Directive: Repeat everything in the material exactly.

Data items:
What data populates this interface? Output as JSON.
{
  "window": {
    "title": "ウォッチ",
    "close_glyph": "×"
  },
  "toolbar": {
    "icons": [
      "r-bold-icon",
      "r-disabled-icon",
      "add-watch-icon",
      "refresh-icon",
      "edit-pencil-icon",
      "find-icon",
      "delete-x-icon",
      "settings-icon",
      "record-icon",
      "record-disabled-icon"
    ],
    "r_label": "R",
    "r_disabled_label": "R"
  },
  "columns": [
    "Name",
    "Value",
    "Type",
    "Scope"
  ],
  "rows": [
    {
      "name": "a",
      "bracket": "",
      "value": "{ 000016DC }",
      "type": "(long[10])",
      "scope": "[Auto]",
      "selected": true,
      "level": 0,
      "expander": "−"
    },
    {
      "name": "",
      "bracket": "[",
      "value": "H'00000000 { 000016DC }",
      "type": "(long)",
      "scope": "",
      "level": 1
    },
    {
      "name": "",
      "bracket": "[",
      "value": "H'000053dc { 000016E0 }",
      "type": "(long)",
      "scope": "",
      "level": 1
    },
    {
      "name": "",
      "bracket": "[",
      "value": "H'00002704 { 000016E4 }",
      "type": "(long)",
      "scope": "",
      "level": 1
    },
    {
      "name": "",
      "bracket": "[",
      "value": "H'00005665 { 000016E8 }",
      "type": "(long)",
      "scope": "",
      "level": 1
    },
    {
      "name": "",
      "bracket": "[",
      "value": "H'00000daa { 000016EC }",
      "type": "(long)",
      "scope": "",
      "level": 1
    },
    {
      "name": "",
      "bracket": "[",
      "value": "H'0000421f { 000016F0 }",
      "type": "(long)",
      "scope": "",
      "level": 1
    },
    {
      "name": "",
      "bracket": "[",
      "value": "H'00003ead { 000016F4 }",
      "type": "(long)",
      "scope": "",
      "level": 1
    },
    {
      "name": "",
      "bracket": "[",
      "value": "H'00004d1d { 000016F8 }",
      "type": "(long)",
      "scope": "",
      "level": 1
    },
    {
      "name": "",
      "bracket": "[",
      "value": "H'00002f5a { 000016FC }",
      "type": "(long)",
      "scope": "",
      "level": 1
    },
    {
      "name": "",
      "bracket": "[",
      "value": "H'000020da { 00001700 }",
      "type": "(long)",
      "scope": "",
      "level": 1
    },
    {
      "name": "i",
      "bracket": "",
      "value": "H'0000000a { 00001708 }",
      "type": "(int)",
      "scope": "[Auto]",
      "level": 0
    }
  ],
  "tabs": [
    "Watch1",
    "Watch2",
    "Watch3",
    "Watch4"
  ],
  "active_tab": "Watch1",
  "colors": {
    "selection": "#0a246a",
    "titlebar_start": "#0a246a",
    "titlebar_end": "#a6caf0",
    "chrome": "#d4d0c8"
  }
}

Output of the exercise:
What data populates this interface? Output as JSON.
{
  "window": {
    "title": "ウォッチ",
    "close_glyph": "×"
  },
  "toolbar": {
    "icons": [
      "r-bold-icon",
      "r-disabled-icon",
      "add-watch-icon",
      "refresh-icon",
      "edit-pencil-icon",
      "find-icon",
      "delete-x-icon",
      "settings-icon",
      "record-icon",
      "record-disabled-icon"
    ],
    "r_label": "R",
    "r_disabled_label": "R"
  },
  "columns": [
    "Name",
    "Value",
    "Type",
    "Scope"
  ],
  "rows": [
    {
      "name": "a",
      "bracket": "",
      "value": "{ 000016DC }",
      "type": "(long[10])",
      "scope": "[Auto]",
      "selected": true,
      "level": 0,
      "expander": "−"
    },
    {
      "name": "",
      "bracket": "[",
      "value": "H'00000000 { 000016DC }",
      "type": "(long)",
      "scope": "",
      "level": 1
    },
    {
      "name": "",
      "bracket": "[",
      "value": "H'000053dc { 000016E0 }",
      "type": "(long)",
      "scope": "",
      "level": 1
    },
    {
      "name": "",
      "bracket": "[",
      "value": "H'00002704 { 000016E4 }",
      "type": "(long)",
      "scope": "",
      "level": 1
    },
    {
      "name": "",
      "bracket": "[",
      "value": "H'00005665 { 000016E8 }",
      "type": "(long)",
      "scope": "",
      "level": 1
    },
    {
      "name": "",
      "bracket": "[",
      "value": "H'00000daa { 000016EC }",
      "type": "(long)",
      "scope": "",
      "level": 1
    },
    {
      "name": "",
      "bracket": "[",
      "value": "H'0000421f { 000016F0 }",
      "type": "(long)",
      "scope": "",
      "level": 1
    },
    {
      "name": "",
      "bracket": "[",
      "value": "H'00003ead { 000016F4 }",
      "type": "(long)",
      "scope": "",
      "level": 1
    },
    {
      "name": "",
      "bracket": "[",
      "value": "H'00004d1d { 000016F8 }",
      "type": "(long)",
      "scope": "",
      "level": 1
    },
    {
      "name": "",
      "bracket": "[",
      "value": "H'00002f5a { 000016FC }",
      "type": "(long)",
      "scope": "",
      "level": 1
    },
    {
      "name": "",
      "bracket": "[",
      "value": "H'000020da { 00001700 }",
      "type": "(long)",
      "scope": "",
      "level": 1
    },
    {
      "name": "i",
      "bracket": "",
      "value": "H'0000000a { 00001708 }",
      "type": "(int)",
      "scope": "[Auto]",
      "level": 0
    }
  ],
  "tabs": [
    "Watch1",
    "Watch2",
    "Watch3",
    "Watch4"
  ],
  "active_tab": "Watch1",
  "colors": {
    "selection": "#0a246a",
    "titlebar_start": "#0a246a",
    "titlebar_end": "#a6caf0",
    "chrome": "#d4d0c8"
  }
}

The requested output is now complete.